▶ PROVIDED RECORDS:
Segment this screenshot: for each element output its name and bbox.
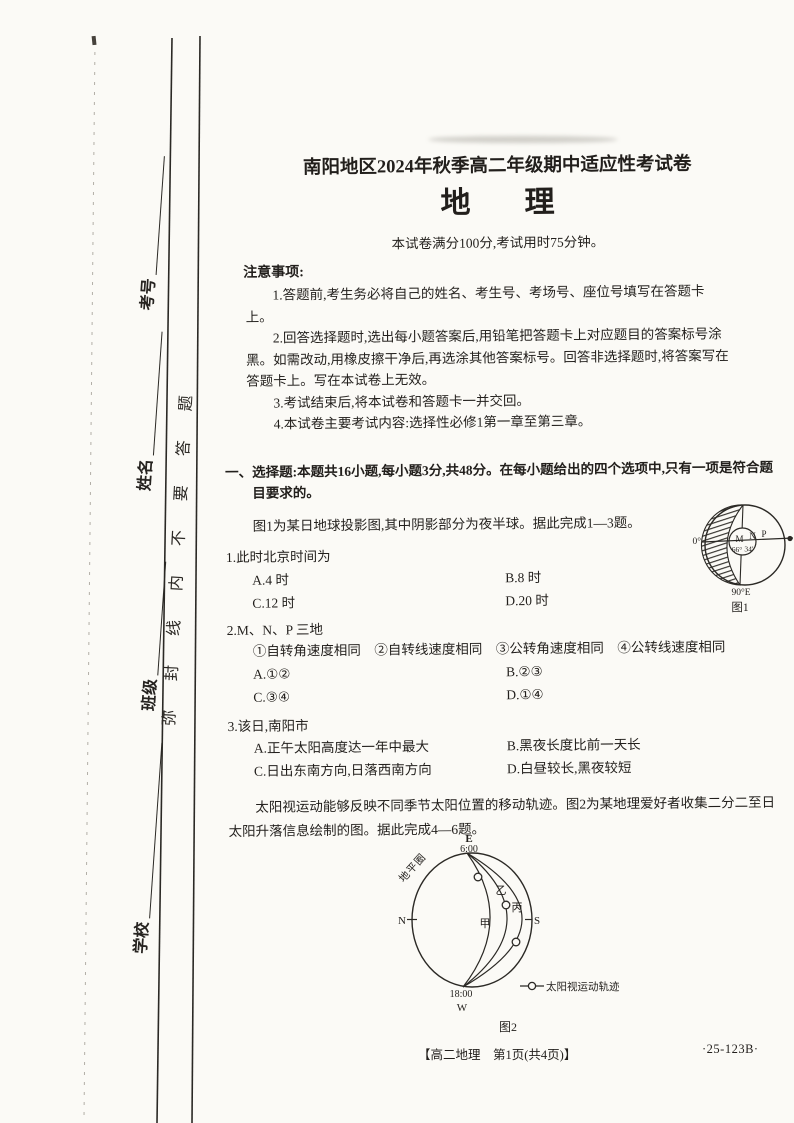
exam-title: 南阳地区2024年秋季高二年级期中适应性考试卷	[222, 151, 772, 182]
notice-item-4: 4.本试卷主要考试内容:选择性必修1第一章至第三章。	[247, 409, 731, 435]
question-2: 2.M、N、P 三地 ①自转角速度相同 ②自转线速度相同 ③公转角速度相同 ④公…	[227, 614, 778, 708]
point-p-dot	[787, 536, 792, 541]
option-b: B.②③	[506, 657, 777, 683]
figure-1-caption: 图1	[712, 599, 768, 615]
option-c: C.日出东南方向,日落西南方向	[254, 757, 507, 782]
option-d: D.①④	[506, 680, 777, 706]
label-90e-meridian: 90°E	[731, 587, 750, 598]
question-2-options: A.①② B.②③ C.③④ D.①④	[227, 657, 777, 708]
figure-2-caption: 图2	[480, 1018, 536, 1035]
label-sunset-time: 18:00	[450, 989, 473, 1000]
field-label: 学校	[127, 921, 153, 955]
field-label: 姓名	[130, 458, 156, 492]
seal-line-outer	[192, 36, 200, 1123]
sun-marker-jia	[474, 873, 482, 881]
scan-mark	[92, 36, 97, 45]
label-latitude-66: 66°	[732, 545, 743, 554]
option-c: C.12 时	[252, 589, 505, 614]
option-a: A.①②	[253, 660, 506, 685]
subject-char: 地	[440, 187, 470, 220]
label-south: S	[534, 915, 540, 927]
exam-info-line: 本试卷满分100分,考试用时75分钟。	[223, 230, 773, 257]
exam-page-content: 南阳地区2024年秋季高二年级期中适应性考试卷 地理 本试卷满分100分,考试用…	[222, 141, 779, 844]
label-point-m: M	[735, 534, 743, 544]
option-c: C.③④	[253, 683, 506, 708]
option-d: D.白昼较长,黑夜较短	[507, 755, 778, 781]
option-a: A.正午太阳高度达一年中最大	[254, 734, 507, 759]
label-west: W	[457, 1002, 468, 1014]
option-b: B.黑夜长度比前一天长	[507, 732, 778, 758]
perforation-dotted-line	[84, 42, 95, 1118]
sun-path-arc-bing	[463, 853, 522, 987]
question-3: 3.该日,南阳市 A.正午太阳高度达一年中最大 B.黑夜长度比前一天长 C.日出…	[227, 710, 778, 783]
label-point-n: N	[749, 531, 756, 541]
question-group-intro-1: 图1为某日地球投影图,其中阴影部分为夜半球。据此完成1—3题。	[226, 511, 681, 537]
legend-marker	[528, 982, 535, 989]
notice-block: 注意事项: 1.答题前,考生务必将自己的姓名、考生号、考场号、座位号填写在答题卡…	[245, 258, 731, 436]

▶ CHALLENGE:
Rewrite all the items above with each "field-label" replaced by "form-label", leaving everything else unchanged. Omit the pictures.

▶ WORKED ANSWER:
Segment this screenshot: for each element output its name and bbox.
exam-title: 南阳地区2024年秋季高二年级期中适应性考试卷	[222, 151, 772, 182]
notice-item-4: 4.本试卷主要考试内容:选择性必修1第一章至第三章。	[247, 409, 731, 435]
question-2: 2.M、N、P 三地 ①自转角速度相同 ②自转线速度相同 ③公转角速度相同 ④公…	[227, 614, 778, 708]
point-p-dot	[787, 536, 792, 541]
option-b: B.②③	[506, 657, 777, 683]
figure-1-caption: 图1	[712, 599, 768, 615]
option-c: C.日出东南方向,日落西南方向	[254, 757, 507, 782]
option-d: D.①④	[506, 680, 777, 706]
label-90e-meridian: 90°E	[731, 587, 750, 598]
question-2-options: A.①② B.②③ C.③④ D.①④	[227, 657, 777, 708]
figure-2-caption: 图2	[480, 1018, 536, 1035]
label-sunset-time: 18:00	[450, 989, 473, 1000]
form-label: 学校	[127, 921, 153, 955]
form-label: 姓名	[130, 458, 156, 492]
seal-line-outer	[192, 36, 200, 1123]
sun-marker-jia	[474, 873, 482, 881]
scan-mark	[92, 36, 97, 45]
label-latitude-66: 66°	[732, 545, 743, 554]
option-c: C.12 时	[252, 589, 505, 614]
option-a: A.①②	[253, 660, 506, 685]
subject-char: 地	[440, 187, 470, 220]
label-south: S	[534, 915, 540, 927]
exam-info-line: 本试卷满分100分,考试用时75分钟。	[223, 230, 773, 257]
exam-page-content: 南阳地区2024年秋季高二年级期中适应性考试卷 地理 本试卷满分100分,考试用…	[222, 141, 779, 844]
label-point-m: M	[735, 534, 743, 544]
option-c: C.③④	[253, 683, 506, 708]
option-d: D.白昼较长,黑夜较短	[507, 755, 778, 781]
option-a: A.正午太阳高度达一年中最大	[254, 734, 507, 759]
label-west: W	[457, 1002, 468, 1014]
option-b: B.黑夜长度比前一天长	[507, 732, 778, 758]
perforation-dotted-line	[84, 42, 95, 1118]
sun-path-arc-bing	[463, 853, 522, 987]
question-3: 3.该日,南阳市 A.正午太阳高度达一年中最大 B.黑夜长度比前一天长 C.日出…	[227, 710, 778, 783]
label-point-n: N	[749, 531, 756, 541]
question-group-intro-1: 图1为某日地球投影图,其中阴影部分为夜半球。据此完成1—3题。	[226, 511, 681, 537]
legend-marker	[528, 982, 535, 989]
notice-block: 注意事项: 1.答题前,考生务必将自己的姓名、考生号、考场号、座位号填写在答题卡…	[245, 258, 731, 436]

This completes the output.